# Records for processing
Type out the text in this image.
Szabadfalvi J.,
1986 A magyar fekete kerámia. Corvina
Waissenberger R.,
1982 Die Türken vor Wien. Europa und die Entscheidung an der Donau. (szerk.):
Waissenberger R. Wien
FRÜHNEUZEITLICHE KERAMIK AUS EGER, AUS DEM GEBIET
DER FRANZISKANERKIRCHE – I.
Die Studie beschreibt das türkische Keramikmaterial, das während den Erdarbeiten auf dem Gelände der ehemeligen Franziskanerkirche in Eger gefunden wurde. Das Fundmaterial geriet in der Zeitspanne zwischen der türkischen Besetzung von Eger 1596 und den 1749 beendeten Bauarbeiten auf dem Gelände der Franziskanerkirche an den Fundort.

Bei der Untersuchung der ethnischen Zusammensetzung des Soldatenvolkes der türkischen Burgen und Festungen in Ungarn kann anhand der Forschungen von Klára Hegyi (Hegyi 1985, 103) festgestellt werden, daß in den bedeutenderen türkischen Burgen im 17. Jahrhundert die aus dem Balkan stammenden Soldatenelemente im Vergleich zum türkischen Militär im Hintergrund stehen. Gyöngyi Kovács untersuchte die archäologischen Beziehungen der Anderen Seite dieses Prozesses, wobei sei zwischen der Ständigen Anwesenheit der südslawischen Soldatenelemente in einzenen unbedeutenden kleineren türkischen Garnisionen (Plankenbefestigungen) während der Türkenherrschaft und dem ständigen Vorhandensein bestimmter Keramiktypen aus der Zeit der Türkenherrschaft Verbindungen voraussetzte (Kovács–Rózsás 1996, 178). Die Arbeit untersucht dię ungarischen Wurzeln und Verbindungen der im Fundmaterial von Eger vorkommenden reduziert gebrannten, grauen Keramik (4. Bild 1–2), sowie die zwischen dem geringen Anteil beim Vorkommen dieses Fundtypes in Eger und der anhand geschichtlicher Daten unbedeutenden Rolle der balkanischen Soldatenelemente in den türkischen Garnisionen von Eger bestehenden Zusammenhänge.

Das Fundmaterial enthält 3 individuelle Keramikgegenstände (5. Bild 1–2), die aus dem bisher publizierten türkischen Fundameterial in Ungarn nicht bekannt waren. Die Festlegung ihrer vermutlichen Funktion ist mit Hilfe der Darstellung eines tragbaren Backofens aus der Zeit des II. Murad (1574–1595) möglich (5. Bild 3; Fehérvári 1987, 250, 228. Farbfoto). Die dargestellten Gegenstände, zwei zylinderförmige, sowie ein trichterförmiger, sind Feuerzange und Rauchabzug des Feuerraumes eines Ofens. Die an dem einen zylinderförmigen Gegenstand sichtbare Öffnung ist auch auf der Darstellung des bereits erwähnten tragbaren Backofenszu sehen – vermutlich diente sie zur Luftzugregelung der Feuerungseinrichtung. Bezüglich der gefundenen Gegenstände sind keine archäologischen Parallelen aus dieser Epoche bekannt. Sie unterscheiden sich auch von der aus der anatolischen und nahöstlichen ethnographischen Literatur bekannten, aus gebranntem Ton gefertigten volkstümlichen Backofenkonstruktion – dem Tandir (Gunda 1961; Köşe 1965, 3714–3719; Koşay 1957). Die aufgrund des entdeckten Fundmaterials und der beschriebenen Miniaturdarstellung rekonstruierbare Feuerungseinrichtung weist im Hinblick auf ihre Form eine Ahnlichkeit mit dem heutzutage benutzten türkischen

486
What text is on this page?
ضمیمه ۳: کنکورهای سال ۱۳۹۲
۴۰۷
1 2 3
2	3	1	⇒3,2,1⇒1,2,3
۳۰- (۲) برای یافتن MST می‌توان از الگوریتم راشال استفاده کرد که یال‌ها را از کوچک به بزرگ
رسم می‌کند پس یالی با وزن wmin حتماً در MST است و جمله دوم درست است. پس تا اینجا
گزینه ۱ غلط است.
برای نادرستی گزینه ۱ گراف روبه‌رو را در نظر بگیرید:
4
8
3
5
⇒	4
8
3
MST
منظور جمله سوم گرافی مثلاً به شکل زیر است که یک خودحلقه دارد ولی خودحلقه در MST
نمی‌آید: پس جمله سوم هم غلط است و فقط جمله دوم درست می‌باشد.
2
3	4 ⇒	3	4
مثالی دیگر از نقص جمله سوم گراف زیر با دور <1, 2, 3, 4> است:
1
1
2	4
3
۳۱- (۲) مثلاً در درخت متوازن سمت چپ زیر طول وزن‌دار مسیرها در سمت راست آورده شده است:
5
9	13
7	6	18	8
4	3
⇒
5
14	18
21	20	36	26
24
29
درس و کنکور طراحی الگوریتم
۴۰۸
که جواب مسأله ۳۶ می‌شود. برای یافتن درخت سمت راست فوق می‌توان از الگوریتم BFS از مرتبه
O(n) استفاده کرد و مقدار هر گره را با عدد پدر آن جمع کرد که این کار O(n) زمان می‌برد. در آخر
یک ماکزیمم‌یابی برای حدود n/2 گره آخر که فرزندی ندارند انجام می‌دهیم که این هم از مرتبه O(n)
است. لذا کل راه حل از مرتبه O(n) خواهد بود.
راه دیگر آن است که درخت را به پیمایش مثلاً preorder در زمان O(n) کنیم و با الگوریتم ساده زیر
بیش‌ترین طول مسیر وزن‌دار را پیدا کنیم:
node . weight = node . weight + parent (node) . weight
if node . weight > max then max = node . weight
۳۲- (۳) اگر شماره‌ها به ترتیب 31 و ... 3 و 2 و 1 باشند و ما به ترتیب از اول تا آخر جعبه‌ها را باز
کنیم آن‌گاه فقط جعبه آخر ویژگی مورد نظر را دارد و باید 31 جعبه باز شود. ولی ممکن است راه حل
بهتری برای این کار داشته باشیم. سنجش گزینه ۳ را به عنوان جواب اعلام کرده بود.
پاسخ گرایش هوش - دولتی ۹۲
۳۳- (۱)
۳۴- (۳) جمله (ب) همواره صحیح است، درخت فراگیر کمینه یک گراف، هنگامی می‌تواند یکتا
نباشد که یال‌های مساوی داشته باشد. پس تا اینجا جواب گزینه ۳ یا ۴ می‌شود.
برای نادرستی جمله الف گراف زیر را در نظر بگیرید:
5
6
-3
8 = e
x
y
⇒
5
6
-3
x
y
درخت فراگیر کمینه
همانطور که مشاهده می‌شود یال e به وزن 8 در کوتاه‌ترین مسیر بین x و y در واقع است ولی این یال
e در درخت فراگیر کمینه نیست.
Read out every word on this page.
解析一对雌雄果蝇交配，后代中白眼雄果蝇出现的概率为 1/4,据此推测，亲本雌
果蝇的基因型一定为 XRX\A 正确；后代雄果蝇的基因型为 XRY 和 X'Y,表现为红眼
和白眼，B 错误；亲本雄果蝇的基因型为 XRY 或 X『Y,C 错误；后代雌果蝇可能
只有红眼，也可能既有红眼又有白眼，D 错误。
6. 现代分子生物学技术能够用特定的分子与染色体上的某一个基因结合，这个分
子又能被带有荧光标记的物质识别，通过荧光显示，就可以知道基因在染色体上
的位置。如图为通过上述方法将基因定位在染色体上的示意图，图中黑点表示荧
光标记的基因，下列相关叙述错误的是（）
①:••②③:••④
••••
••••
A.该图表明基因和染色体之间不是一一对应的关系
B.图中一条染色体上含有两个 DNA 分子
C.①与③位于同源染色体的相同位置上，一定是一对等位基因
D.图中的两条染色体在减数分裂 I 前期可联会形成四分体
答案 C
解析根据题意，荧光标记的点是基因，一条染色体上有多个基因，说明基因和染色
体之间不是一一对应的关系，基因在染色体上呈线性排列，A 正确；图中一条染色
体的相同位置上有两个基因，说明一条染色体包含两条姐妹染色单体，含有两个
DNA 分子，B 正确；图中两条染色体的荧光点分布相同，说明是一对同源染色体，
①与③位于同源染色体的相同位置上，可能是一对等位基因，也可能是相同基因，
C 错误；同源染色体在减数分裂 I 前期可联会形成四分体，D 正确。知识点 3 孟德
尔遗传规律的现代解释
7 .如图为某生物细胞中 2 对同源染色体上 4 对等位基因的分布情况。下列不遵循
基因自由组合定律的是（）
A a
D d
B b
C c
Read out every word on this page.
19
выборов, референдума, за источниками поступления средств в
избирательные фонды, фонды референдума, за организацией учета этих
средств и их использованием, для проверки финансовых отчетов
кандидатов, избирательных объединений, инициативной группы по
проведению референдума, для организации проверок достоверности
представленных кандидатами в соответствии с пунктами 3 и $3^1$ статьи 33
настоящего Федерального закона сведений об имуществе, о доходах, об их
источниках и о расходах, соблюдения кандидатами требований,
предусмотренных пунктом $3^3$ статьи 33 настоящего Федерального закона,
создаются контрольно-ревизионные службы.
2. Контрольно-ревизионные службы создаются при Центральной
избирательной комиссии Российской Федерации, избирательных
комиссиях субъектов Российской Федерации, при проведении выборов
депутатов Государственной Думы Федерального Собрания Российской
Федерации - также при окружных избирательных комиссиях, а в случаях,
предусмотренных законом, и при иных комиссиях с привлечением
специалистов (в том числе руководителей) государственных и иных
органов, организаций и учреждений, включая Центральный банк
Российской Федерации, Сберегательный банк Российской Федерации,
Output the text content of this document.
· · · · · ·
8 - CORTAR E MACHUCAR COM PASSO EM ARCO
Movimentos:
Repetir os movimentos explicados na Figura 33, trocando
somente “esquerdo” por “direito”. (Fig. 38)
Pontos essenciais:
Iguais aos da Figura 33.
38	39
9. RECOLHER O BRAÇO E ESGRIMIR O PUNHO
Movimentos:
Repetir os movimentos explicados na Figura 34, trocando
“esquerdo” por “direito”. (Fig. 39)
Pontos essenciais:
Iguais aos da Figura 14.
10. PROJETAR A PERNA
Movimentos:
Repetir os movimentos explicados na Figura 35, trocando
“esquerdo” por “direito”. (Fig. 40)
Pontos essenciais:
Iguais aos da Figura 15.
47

# Set task
Pick out all lines from the data above in which the word "кандидатами" appears.

# Task response
представленных кандидатами в соответствии с пунктами 3 и $3^1$ статьи 33
источниках и о расходах, соблюдения кандидатами требований,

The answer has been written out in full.